* start Source material *

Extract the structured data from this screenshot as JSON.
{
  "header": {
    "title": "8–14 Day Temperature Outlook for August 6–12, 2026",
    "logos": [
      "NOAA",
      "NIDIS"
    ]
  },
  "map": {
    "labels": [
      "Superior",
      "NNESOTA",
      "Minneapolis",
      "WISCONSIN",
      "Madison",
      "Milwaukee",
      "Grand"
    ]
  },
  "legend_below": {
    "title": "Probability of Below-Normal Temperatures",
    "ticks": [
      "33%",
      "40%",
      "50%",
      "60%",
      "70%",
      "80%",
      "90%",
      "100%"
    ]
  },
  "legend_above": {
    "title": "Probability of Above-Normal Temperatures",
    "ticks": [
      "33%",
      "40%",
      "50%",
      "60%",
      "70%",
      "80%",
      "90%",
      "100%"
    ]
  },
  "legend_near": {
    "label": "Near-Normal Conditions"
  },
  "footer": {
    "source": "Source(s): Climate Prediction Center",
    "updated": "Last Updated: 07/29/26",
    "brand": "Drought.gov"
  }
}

* end Source material *
* start Source material *

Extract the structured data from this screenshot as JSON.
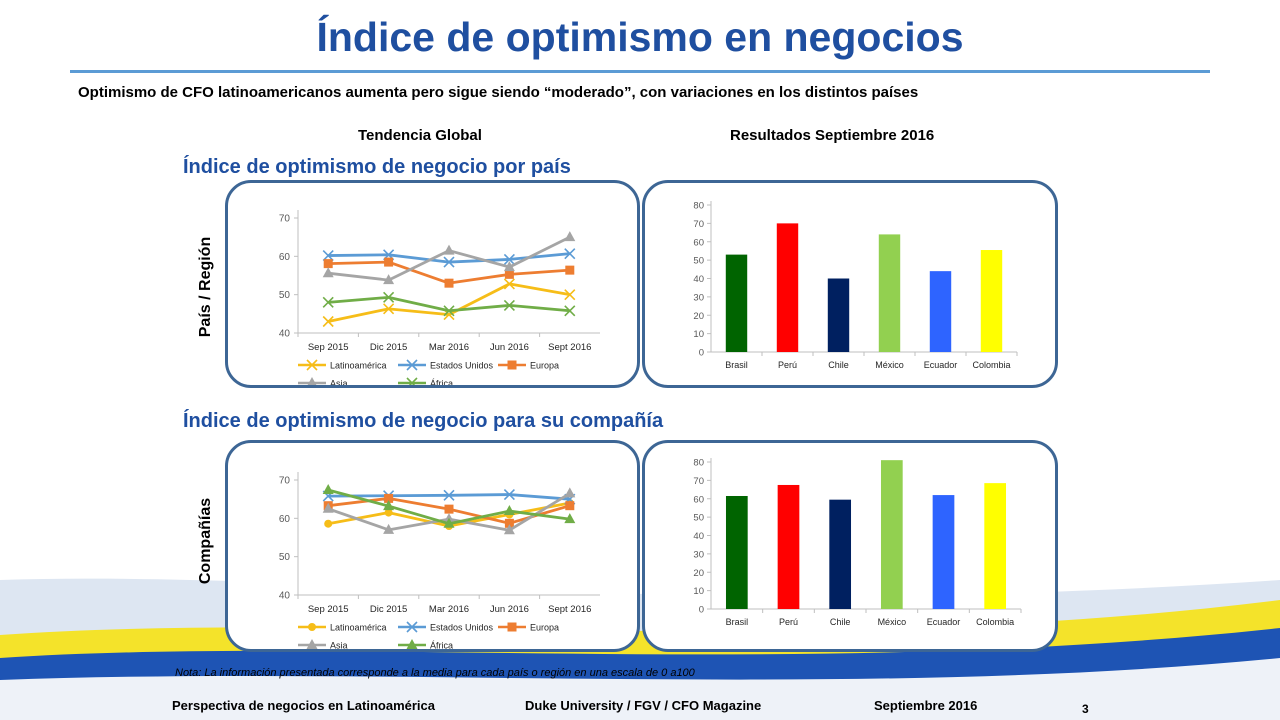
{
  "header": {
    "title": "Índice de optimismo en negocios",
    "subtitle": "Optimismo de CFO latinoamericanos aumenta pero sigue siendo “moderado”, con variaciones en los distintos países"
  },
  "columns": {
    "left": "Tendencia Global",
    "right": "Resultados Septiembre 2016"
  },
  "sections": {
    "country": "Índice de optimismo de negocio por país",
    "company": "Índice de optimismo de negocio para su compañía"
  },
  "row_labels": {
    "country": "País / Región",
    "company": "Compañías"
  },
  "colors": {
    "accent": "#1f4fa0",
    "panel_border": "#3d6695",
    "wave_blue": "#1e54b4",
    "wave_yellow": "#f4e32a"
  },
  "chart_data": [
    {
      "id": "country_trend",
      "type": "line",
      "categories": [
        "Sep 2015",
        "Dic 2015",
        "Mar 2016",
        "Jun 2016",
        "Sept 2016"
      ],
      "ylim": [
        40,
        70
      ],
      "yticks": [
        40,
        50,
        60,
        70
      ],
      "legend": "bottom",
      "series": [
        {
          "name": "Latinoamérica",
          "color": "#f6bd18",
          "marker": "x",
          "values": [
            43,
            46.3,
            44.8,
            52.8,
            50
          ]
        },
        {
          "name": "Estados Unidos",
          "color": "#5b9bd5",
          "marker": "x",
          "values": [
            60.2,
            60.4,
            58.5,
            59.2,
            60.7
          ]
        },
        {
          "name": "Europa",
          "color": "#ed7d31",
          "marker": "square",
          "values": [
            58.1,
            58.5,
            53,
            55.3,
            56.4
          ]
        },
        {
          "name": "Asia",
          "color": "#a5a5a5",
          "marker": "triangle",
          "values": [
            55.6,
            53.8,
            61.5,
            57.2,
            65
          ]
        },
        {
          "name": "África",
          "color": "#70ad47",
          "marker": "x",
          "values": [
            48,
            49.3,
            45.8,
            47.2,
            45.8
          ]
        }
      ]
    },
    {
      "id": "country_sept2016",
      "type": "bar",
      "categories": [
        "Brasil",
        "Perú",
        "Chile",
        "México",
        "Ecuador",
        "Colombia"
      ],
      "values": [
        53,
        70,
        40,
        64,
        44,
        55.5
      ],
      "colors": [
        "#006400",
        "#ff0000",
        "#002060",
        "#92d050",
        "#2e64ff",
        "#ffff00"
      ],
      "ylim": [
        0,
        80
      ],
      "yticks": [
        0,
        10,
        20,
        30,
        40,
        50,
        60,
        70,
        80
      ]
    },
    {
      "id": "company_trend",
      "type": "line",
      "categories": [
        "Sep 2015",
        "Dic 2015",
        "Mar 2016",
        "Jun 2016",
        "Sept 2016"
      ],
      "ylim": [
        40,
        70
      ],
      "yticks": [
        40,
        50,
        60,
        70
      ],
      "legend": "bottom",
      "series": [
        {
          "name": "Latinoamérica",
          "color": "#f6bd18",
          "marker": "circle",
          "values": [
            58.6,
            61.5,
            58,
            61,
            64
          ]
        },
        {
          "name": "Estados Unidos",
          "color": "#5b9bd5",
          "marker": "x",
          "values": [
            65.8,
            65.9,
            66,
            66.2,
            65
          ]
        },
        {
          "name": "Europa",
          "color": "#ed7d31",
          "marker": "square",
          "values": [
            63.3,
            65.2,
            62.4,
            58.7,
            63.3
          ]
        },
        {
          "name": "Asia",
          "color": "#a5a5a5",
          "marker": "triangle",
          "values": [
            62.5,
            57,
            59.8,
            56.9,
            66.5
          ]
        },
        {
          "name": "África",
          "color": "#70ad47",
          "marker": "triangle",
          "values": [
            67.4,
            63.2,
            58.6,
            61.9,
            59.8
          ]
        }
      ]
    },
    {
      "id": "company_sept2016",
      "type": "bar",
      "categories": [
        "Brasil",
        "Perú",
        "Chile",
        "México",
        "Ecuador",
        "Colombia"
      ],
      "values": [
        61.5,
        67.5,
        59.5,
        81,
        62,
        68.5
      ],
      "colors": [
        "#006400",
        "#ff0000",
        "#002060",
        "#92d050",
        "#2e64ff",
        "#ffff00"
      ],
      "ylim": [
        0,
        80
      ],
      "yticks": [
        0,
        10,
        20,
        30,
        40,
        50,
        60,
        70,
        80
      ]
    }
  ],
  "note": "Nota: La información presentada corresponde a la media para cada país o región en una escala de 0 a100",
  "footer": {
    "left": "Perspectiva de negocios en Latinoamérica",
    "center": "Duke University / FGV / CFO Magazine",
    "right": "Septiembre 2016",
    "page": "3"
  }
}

* end Source material *
* start Source material *

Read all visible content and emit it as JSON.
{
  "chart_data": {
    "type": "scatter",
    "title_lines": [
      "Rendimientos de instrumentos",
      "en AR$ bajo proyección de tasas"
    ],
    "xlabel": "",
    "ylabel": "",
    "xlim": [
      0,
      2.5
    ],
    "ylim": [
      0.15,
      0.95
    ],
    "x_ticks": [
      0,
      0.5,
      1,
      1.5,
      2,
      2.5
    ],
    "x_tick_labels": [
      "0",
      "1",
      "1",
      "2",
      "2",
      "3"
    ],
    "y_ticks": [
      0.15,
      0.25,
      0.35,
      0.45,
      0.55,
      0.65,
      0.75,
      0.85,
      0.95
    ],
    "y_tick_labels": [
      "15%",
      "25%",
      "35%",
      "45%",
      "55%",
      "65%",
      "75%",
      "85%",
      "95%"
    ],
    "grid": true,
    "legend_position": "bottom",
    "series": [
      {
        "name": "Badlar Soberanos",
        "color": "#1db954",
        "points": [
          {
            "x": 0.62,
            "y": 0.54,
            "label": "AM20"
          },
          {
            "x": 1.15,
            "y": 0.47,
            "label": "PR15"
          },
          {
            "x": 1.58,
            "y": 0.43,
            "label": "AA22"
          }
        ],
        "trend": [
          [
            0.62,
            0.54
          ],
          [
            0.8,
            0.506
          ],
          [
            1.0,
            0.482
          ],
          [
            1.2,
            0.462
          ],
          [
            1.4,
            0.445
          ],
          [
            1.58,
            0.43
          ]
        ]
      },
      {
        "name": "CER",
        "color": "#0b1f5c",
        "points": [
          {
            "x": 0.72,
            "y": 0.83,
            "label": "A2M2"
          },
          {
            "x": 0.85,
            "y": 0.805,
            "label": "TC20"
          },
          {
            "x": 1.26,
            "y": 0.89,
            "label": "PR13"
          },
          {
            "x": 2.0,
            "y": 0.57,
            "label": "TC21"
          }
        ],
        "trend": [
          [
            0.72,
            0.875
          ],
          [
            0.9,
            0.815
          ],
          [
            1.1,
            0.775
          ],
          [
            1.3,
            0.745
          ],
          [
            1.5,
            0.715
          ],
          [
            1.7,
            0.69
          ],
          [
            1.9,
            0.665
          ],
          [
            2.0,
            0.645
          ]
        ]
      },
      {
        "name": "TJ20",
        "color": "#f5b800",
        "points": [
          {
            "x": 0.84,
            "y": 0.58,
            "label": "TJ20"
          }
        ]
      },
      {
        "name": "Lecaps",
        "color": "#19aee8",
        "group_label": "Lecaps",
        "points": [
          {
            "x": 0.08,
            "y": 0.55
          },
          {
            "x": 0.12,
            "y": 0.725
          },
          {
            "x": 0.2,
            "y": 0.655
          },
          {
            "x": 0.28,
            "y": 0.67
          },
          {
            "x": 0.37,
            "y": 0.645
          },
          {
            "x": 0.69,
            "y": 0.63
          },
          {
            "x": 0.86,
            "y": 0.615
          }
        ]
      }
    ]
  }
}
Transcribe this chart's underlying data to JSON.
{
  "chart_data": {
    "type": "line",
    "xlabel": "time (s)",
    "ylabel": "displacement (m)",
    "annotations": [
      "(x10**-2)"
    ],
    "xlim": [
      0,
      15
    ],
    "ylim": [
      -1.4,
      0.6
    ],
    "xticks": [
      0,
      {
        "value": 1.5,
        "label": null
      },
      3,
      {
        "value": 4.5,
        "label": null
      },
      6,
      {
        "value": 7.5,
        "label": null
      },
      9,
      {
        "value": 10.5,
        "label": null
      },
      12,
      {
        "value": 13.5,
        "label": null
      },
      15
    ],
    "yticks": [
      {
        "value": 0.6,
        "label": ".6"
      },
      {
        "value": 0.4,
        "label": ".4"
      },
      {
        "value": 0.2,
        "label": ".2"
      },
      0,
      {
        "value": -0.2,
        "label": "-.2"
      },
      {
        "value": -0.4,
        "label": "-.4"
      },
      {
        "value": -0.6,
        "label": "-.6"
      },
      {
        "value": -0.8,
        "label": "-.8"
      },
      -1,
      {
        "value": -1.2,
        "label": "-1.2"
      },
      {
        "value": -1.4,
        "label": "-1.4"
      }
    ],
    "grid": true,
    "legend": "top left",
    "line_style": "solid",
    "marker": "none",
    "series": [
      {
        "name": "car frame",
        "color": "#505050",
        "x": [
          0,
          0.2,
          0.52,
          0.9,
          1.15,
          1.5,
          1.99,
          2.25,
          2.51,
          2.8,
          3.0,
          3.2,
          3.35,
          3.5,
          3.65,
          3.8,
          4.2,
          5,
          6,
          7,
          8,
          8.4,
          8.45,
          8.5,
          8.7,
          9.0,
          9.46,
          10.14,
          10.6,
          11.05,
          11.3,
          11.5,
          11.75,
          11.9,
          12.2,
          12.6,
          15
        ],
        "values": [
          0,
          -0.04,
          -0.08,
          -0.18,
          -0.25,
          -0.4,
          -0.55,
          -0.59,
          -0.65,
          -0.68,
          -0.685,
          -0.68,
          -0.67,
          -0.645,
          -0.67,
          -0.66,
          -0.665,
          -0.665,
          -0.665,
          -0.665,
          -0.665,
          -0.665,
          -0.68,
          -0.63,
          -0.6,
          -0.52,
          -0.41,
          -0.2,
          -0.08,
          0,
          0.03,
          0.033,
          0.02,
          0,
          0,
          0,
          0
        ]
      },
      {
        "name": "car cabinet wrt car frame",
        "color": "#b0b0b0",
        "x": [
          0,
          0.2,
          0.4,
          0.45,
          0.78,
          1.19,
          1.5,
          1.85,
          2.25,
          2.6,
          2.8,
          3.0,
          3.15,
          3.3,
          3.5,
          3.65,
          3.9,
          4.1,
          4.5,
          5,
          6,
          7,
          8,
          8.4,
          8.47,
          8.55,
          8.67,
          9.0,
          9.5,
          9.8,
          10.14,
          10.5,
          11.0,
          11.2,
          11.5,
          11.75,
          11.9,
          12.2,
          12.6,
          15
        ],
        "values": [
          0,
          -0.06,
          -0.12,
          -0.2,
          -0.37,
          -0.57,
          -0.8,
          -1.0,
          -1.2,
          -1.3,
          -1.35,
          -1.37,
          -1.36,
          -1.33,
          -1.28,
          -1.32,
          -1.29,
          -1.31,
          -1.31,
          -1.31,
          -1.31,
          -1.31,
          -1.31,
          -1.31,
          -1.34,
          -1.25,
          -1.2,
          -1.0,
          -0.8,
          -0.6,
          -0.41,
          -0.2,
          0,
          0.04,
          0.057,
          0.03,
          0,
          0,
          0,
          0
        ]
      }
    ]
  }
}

* end Source material *

§ Aim of the exercise
State how many lines in the records above contain the word "Probability", giving only the number.

§ Answer to this task
2